### TEXTE À LIRE
__________________________________________________
Mme Susan MacAskill: Nous proposons un modèle qui reconnaît les droits des victimes dans toutes ces procédures. Nous demandons à ce que leurs droits soient respectés, qu'ils soient uniformes dans tout le pays et qu'il existe une instance à laquelle s'adresser si on estime un recours nécessaire dans le cadre de l'action menée. Nous estimons que dans chacune des catégories que vous mentionnez, notre modèle s'inscrit parfaitement.

M. Derek Lee: Il est évident que l'information est une des faiblesses du système actuel—il y en a peut-être beaucoup d'autres du point de vue de la victime. Généralement la victime connaît très peu la procédure, la loi, et connaît encore moins les intervenants. Quel serait d'après vous le niveau le plus propice pour fournir à la victime les informations qui lui sont nécessaires—au niveau de quelle catégorie? Ou bien, chaque intervenant devrait-il avoir la responsabilité d'informer la victime? Serait-ce au début, à la fin ou au milieu de la procédure?

Mme Susan MacAskill: Il faut que ces informations soient fournies pendant toute la procédure.

Quand je suis devenue victime, on ne m'a pas donné de manuel pour victime, il a donc fallu que je pose mes questions sur la base de ce que m'avait appris ma formation, ce qui m'a donné un avantage sur beaucoup de gens qui n'ont pas cette expérience. Lorsque j'ai demandé au détachement de la Gendarmerie royale dans la juridiction où mon père a été tué s'ils avaient un programme d'aide aux victimes, ils m'ont répondu que non. J'ai donc commencé par créer mon propre programme.

La seule raison pour laquelle j'ai trouvé les renseignements que je cherchais et la seule raison pour laquelle on a répondu à mes questions c'est parce que j'avais suivi cette formation. J'avais la chance de savoir quoi faire, mais beaucoup de gens ne l'ont pas. C'est là que recommence ce cycle de victimisation, il y a non seulement l'acte du contrevenant accusé, mais aussi la participation à la procédure.

Il faut donc que cette information soit fournie à chacune de ces étapes que vous avez mentionnées afin que ceux qui ont la responsabilité de cette partie de la procédure communiquent également à la victime les renseignements dont elle a besoin pour bénéficier du degré maximum de protection.
__________________________________________________
### LIGNES DE DONNÉES
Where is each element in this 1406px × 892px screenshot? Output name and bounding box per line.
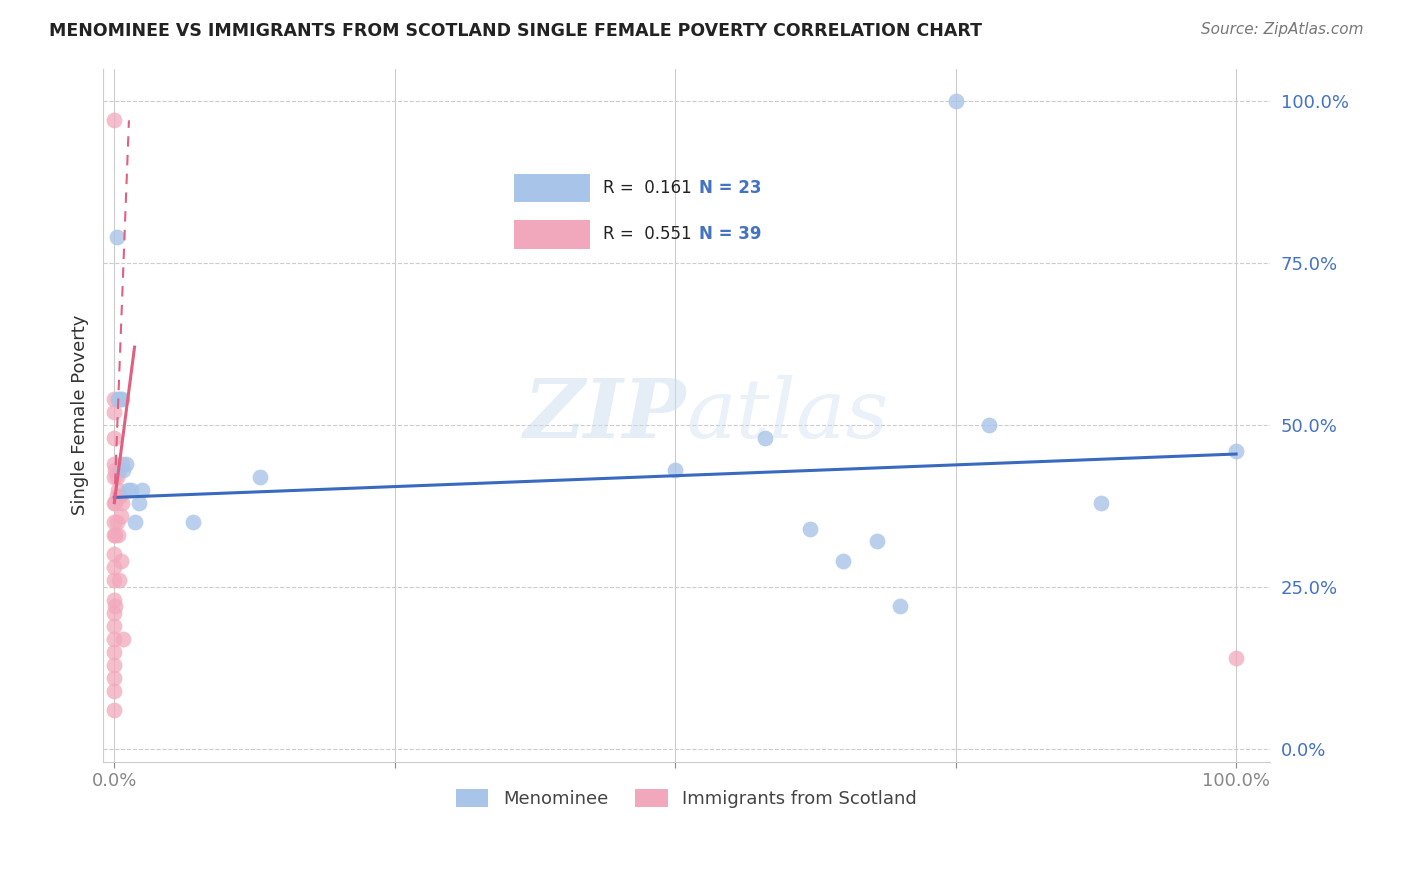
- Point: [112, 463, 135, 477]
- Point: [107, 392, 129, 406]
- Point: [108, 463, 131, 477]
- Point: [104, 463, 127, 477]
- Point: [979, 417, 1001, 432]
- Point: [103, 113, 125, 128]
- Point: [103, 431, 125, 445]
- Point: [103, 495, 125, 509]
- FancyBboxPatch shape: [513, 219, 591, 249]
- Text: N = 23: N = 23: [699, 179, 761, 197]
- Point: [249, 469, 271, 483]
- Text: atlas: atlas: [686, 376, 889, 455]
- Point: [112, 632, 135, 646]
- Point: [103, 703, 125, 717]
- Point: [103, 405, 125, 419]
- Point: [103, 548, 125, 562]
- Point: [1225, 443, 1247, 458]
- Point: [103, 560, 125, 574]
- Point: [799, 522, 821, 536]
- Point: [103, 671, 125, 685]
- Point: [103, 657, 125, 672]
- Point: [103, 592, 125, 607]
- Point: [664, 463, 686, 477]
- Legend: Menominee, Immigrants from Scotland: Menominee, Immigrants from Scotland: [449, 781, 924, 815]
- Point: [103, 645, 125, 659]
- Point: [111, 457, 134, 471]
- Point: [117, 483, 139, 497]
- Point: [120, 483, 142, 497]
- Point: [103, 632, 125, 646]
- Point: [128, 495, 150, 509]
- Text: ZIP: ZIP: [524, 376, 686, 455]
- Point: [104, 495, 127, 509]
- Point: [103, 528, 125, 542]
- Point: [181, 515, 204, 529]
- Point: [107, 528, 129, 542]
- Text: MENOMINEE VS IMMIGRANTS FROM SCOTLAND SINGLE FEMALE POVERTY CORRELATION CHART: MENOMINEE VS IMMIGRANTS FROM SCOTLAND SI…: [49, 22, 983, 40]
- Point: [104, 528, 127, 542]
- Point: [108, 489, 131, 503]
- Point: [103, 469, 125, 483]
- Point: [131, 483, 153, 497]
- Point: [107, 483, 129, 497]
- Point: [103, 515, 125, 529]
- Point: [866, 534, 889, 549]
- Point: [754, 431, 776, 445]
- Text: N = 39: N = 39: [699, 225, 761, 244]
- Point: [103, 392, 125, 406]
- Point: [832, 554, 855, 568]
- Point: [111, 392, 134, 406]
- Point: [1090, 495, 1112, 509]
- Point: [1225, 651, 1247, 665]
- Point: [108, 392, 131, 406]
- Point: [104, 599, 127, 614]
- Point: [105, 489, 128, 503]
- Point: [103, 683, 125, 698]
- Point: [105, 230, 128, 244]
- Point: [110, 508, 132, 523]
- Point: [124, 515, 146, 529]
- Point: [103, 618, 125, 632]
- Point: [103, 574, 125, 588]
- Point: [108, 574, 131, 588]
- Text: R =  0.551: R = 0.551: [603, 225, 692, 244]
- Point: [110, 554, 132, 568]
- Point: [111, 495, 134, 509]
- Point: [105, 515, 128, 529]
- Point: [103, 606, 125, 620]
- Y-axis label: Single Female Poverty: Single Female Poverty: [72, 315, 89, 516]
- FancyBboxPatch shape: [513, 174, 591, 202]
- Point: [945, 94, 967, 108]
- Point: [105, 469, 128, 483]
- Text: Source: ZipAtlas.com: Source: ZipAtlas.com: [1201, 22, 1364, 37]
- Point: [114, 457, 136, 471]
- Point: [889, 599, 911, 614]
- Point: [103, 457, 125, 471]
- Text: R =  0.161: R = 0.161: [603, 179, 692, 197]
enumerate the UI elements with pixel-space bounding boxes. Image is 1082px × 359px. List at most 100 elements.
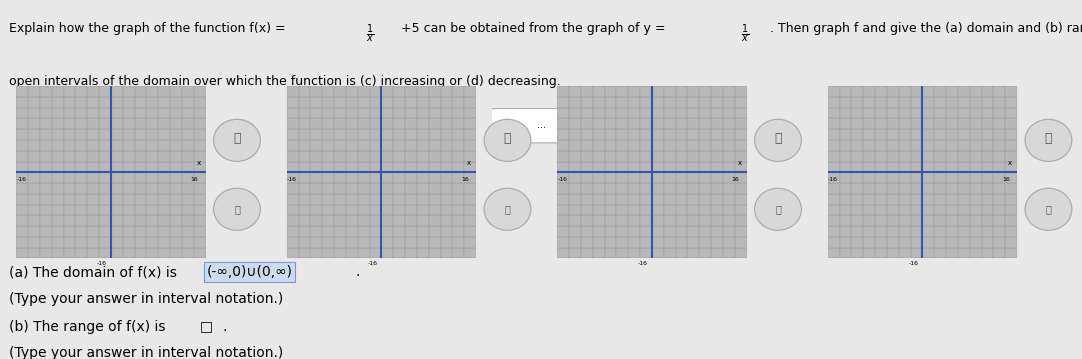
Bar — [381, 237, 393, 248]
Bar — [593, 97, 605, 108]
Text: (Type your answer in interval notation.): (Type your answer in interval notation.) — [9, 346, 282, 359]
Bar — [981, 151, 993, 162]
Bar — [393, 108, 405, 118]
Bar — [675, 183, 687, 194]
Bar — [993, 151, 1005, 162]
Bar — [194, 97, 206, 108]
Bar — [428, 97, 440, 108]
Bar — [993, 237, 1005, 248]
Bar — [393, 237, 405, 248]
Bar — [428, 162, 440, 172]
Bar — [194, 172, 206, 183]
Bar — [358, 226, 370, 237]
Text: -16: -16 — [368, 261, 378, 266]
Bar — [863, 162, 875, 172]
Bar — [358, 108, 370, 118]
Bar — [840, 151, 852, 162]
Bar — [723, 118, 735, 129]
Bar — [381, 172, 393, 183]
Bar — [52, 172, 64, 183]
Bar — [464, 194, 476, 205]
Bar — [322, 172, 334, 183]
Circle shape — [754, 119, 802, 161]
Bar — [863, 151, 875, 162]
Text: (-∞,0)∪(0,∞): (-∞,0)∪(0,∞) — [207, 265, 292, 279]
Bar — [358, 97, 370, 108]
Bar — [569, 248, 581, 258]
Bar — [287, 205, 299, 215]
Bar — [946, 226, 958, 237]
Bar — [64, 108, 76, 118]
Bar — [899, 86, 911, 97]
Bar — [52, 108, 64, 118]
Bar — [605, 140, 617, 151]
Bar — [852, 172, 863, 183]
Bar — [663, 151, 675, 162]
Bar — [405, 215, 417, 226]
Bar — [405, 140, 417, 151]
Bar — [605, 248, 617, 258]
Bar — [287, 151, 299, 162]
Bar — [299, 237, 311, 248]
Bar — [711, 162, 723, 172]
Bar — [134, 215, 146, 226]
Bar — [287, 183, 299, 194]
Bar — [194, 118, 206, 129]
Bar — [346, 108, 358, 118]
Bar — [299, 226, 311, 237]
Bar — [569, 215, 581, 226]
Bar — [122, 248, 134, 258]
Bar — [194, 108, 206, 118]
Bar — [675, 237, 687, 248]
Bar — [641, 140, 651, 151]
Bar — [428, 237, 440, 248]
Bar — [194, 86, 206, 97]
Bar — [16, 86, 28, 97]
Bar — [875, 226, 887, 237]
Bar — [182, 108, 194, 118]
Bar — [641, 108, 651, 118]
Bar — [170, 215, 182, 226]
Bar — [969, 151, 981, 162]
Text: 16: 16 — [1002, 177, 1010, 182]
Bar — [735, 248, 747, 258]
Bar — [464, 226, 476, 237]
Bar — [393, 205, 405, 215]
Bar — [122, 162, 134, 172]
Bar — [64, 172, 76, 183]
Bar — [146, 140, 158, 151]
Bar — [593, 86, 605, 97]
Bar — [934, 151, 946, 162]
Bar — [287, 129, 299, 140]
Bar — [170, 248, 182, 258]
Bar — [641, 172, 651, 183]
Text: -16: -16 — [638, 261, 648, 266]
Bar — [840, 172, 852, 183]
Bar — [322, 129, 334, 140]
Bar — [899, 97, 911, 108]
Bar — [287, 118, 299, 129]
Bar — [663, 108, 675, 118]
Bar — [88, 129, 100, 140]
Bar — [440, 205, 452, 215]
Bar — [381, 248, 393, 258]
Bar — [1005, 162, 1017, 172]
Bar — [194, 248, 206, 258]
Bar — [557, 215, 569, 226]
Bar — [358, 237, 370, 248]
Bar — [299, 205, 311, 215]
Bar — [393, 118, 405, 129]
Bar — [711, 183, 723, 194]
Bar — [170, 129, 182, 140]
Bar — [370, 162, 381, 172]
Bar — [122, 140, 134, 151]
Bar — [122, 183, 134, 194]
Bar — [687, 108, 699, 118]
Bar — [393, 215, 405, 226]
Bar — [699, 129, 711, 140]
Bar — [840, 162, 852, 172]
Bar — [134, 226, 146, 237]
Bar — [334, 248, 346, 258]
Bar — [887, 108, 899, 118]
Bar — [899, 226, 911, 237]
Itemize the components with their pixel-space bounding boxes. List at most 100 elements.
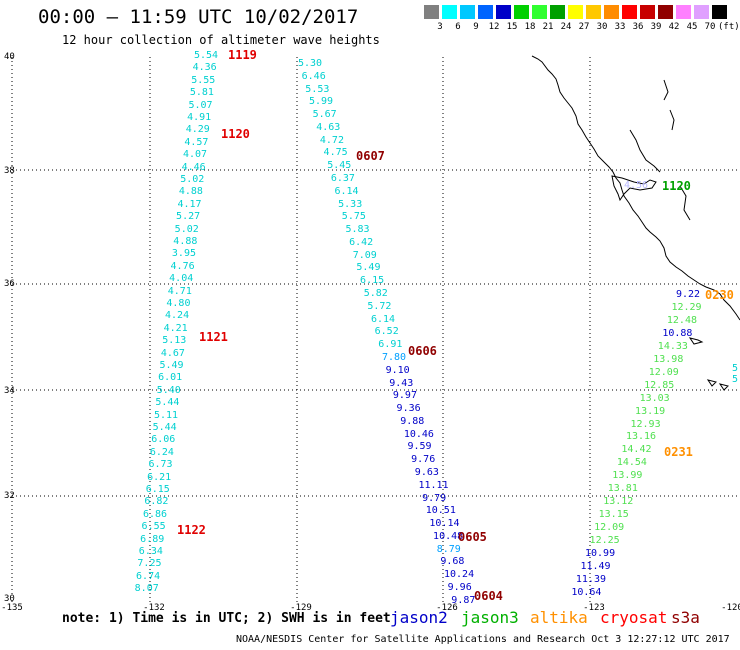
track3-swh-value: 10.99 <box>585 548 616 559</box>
__________________________________________________
### CONSIGNE
Dans le texte sur les droits des victimes, quelle réponse le détachement de la Gendarmerie royale a-t-il donnée à Mme Susan MacAskill lorsqu'elle lui a demandé s'il avait un programme d'aide aux victimes ? Ces lignes viennent d'une autre source que le texte à lire.

### RÉPONSE ATTENDUE
Le détachement lui a répondu que non.